To be done -> Locate the string "доля" throughout the material and copy every line in which it occurs.

--- Begin Input for this task ---

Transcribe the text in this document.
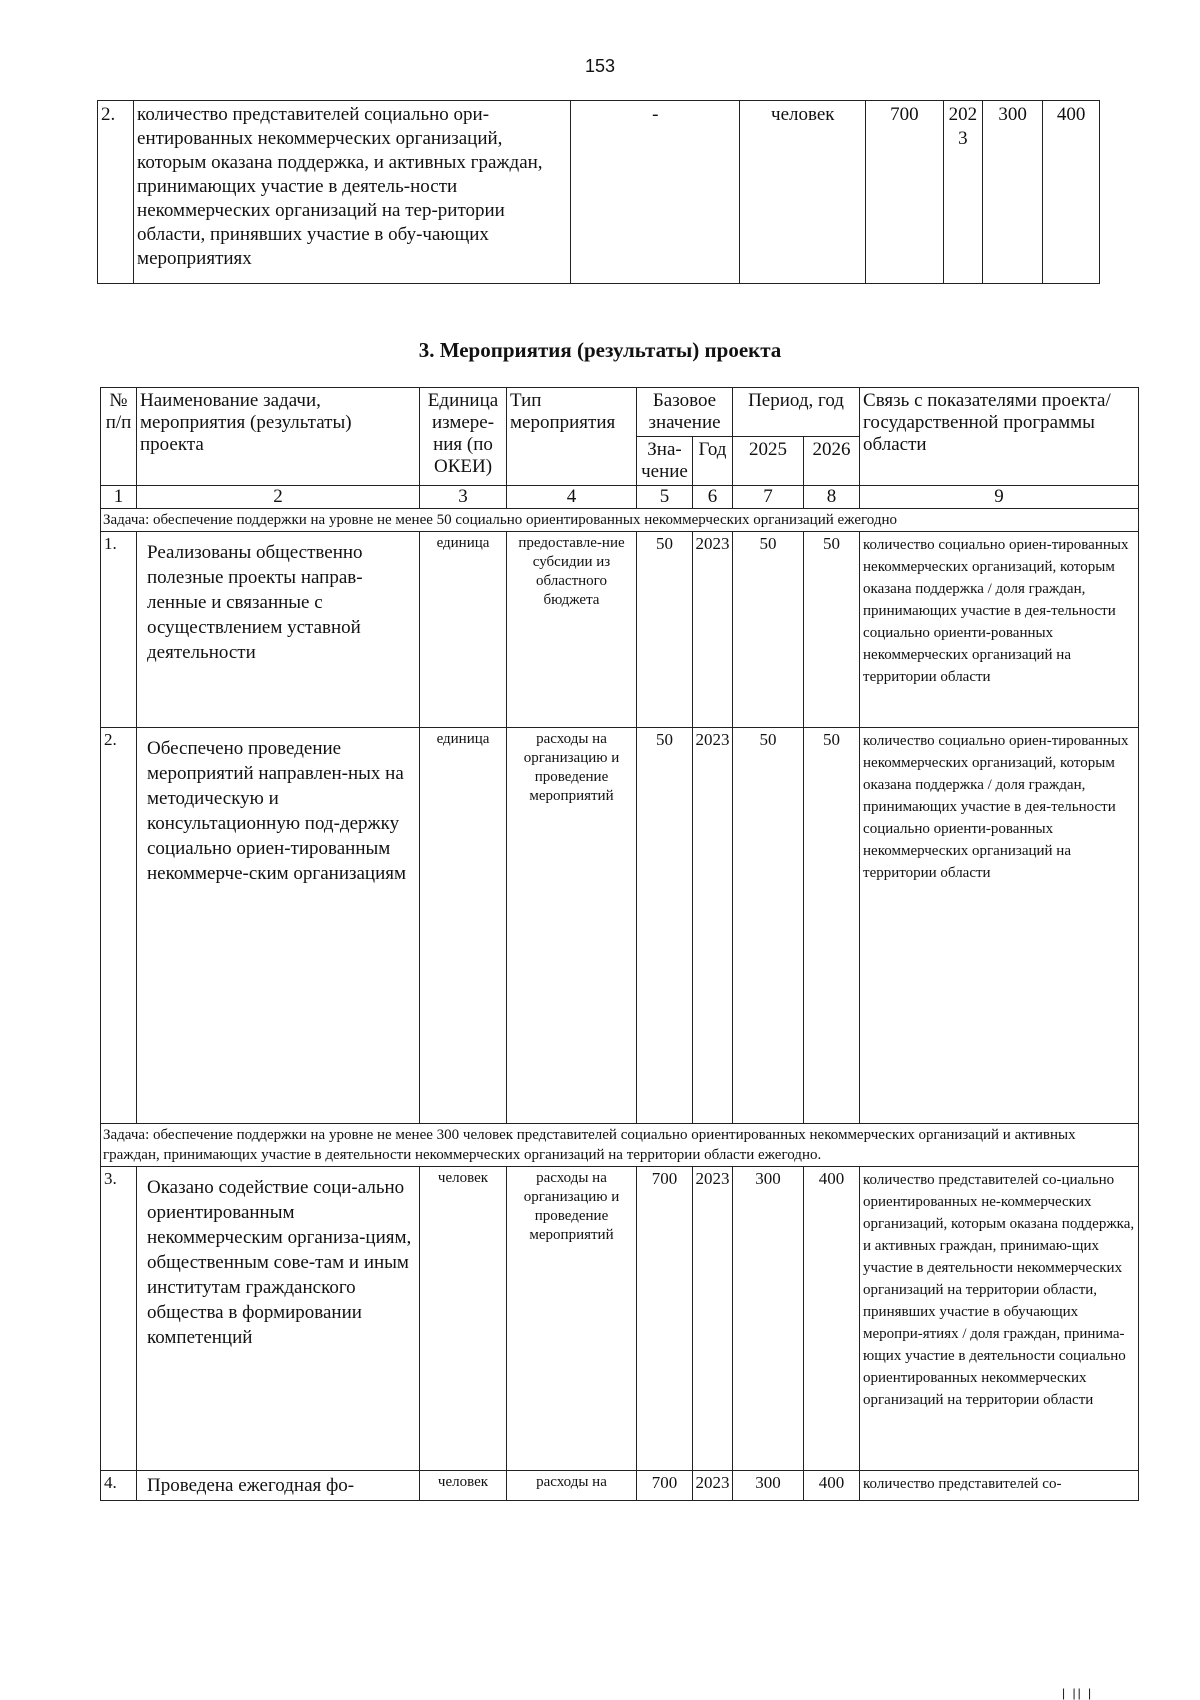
153
2.	количество представителей социально ори-ентированных некоммерческих организаций, которым оказана поддержка, и активных граждан, принимающих участие в деятель-ности некоммерческих организаций на тер-ритории области, принявших участие в обу-чающих мероприятиях	-	человек	700	202 3	300	400
3. Мероприятия (результаты) проекта
№ п/п	Наименование задачи, мероприятия (результаты) проекта	Единица измере-ния (по ОКЕИ)	Тип мероприятия	Базовое значение		Период, год		Связь с показателями проекта/государственной программы области
				Зна-чение	Год	2025	2026	

1	2	3	4	5	6	7	8	9
Задача: обеспечение поддержки на уровне не менее 50 социально ориентированных некоммерческих организаций ежегодно								
1.	Реализованы общественно полезные проекты направ-ленные и связанные с осуществлением уставной деятельности	единица	предоставле-ние субсидии из областного бюджета	50	2023	50	50	количество социально ориен-тированных некоммерческих организаций, которым оказана поддержка / доля граждан, принимающих участие в дея-тельности социально ориенти-рованных некоммерческих организаций на территории области
2.	Обеспечено проведение мероприятий направлен-ных на методическую и консультационную под-держку социально ориен-тированным некоммерче-ским организациям	единица	расходы на организацию и проведение мероприятий	50	2023	50	50	количество социально ориен-тированных некоммерческих организаций, которым оказана поддержка / доля граждан, принимающих участие в дея-тельности социально ориенти-рованных некоммерческих организаций на территории области
Задача: обеспечение поддержки на уровне не менее 300 человек представителей социально ориентированных некоммерческих организаций и активных граждан, принимающих участие в деятельности некоммерческих организаций на территории области ежегодно.								
3.	Оказано содействие соци-ально ориентированным некоммерческим организа-циям, общественным сове-там и иным институтам гражданского общества в формировании компетенций	человек	расходы на организацию и проведение мероприятий	700	2023	300	400	количество представителей со-циально ориентированных не-коммерческих организаций, которым оказана поддержка, и активных граждан, принимаю-щих участие в деятельности некоммерческих организаций на территории области, принявших участие в обучающих меропри-ятиях / доля граждан, принима-ющих участие в деятельности социально ориентированных некоммерческих организаций на территории области
4.	Проведена ежегодная фо-	человек	расходы на	700	2023	300	400	количество представителей со-
| || |
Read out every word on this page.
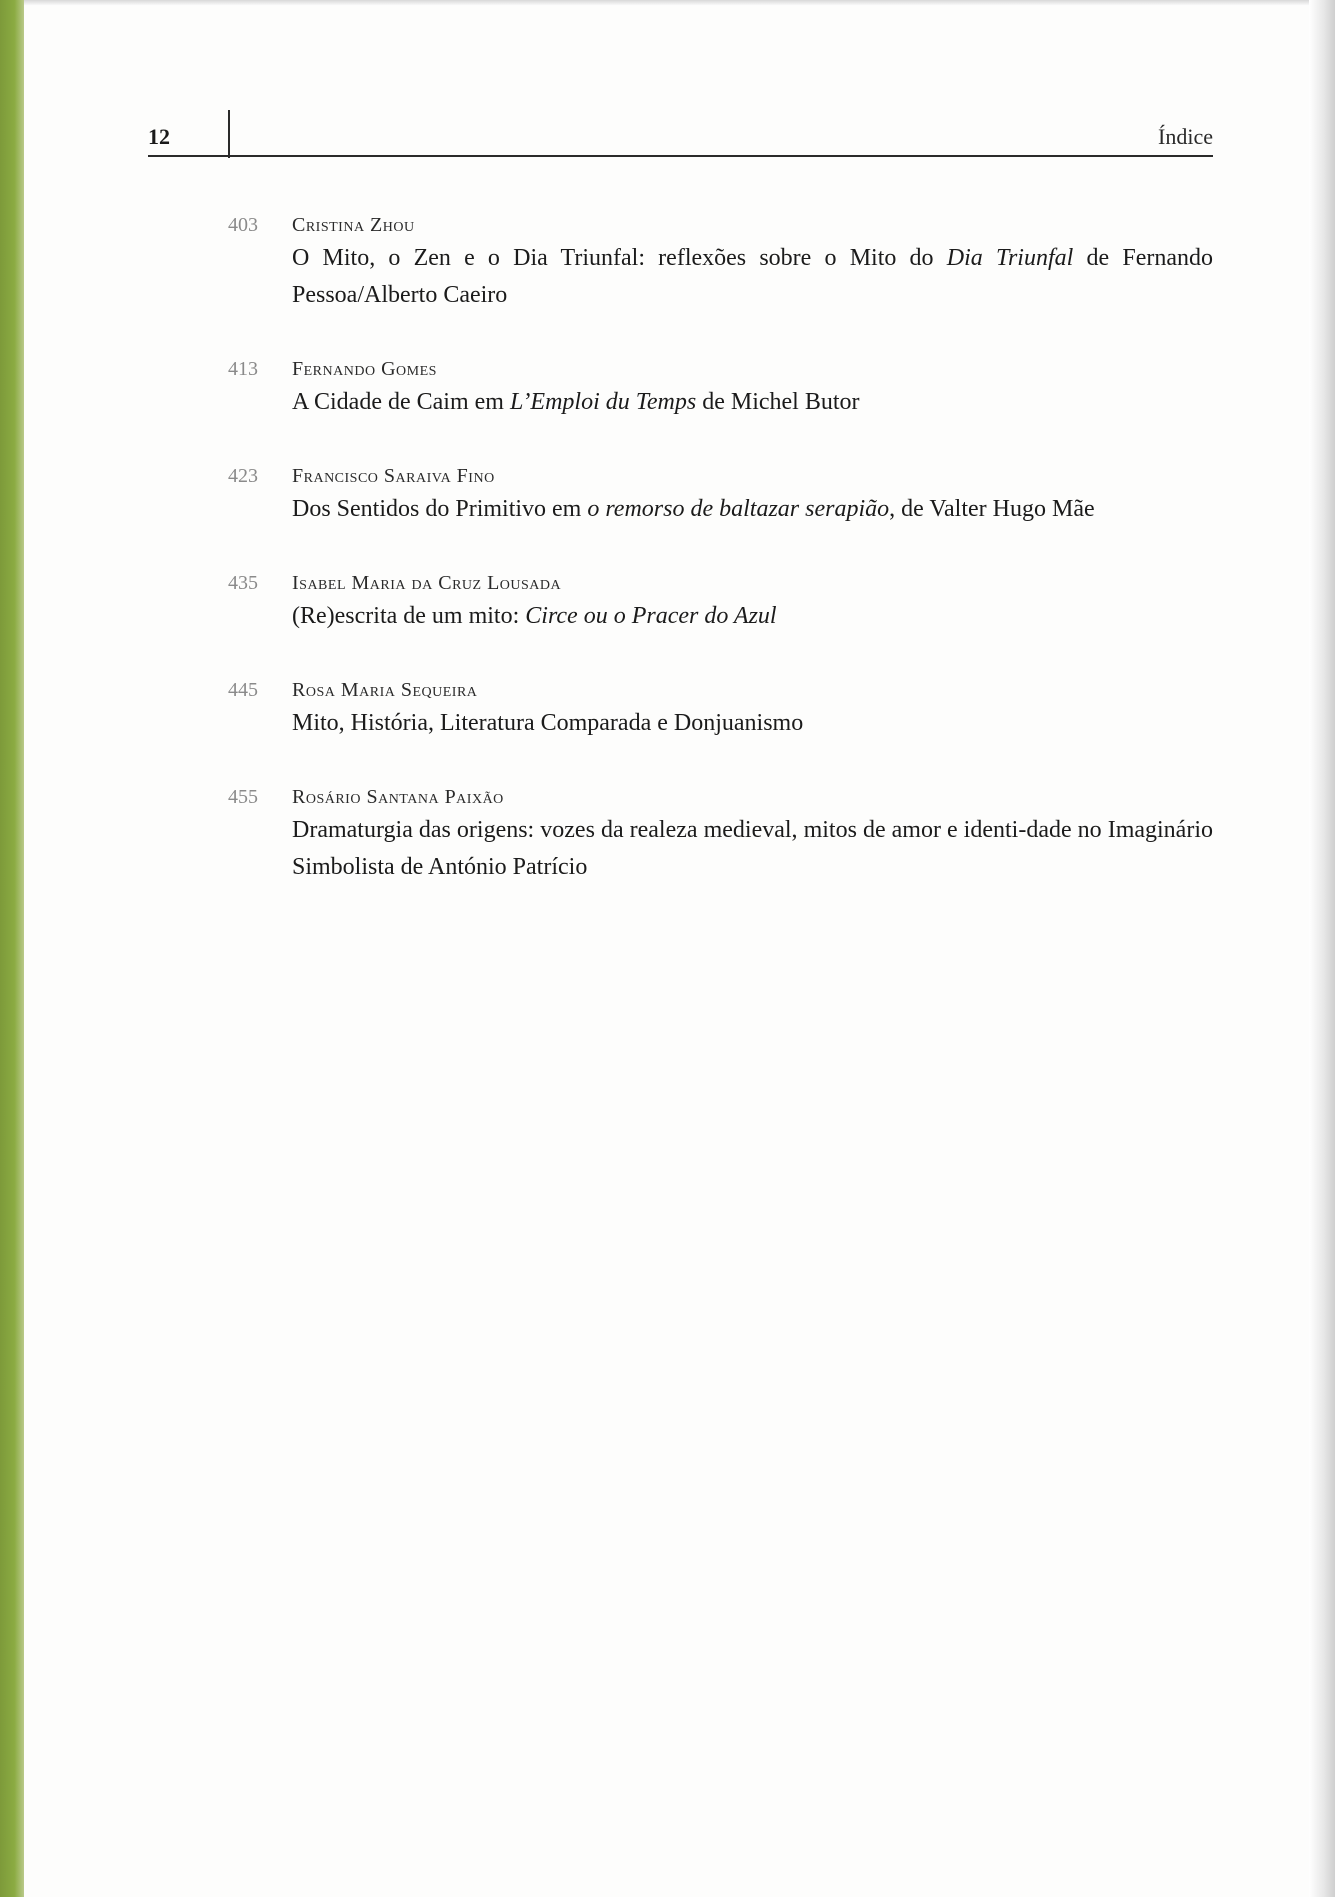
12	Índice
403	Cristina Zhou
O Mito, o Zen e o Dia Triunfal: reflexões sobre o Mito do Dia Triunfal de Fernando Pessoa/Alberto Caeiro
413	Fernando Gomes
A Cidade de Caim em L’Emploi du Temps de Michel Butor
423	Francisco Saraiva Fino
Dos Sentidos do Primitivo em o remorso de baltazar serapião, de Valter Hugo Mãe
435	Isabel Maria da Cruz Lousada
(Re)escrita de um mito: Circe ou o Pracer do Azul
445	Rosa Maria Sequeira
Mito, História, Literatura Comparada e Donjuanismo
455	Rosário Santana Paixão
Dramaturgia das origens: vozes da realeza medieval, mitos de amor e identi-dade no Imaginário Simbolista de António Patrício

--- End Input for this task ---

Response to this task ->
1.	Реализованы общественно полезные проекты направ-ленные и связанные с осуществлением уставной деятельности	единица	предоставле-ние субсидии из областного бюджета	50	2023	50	50	количество социально ориен-тированных некоммерческих организаций, которым оказана поддержка / доля граждан, принимающих участие в дея-тельности социально ориенти-рованных некоммерческих организаций на территории области
2.	Обеспечено проведение мероприятий направлен-ных на методическую и консультационную под-держку социально ориен-тированным некоммерче-ским организациям	единица	расходы на организацию и проведение мероприятий	50	2023	50	50	количество социально ориен-тированных некоммерческих организаций, которым оказана поддержка / доля граждан, принимающих участие в дея-тельности социально ориенти-рованных некоммерческих организаций на территории области
3.	Оказано содействие соци-ально ориентированным некоммерческим организа-циям, общественным сове-там и иным институтам гражданского общества в формировании компетенций	человек	расходы на организацию и проведение мероприятий	700	2023	300	400	количество представителей со-циально ориентированных не-коммерческих организаций, которым оказана поддержка, и активных граждан, принимаю-щих участие в деятельности некоммерческих организаций на территории области, принявших участие в обучающих меропри-ятиях / доля граждан, принима-ющих участие в деятельности социально ориентированных некоммерческих организаций на территории области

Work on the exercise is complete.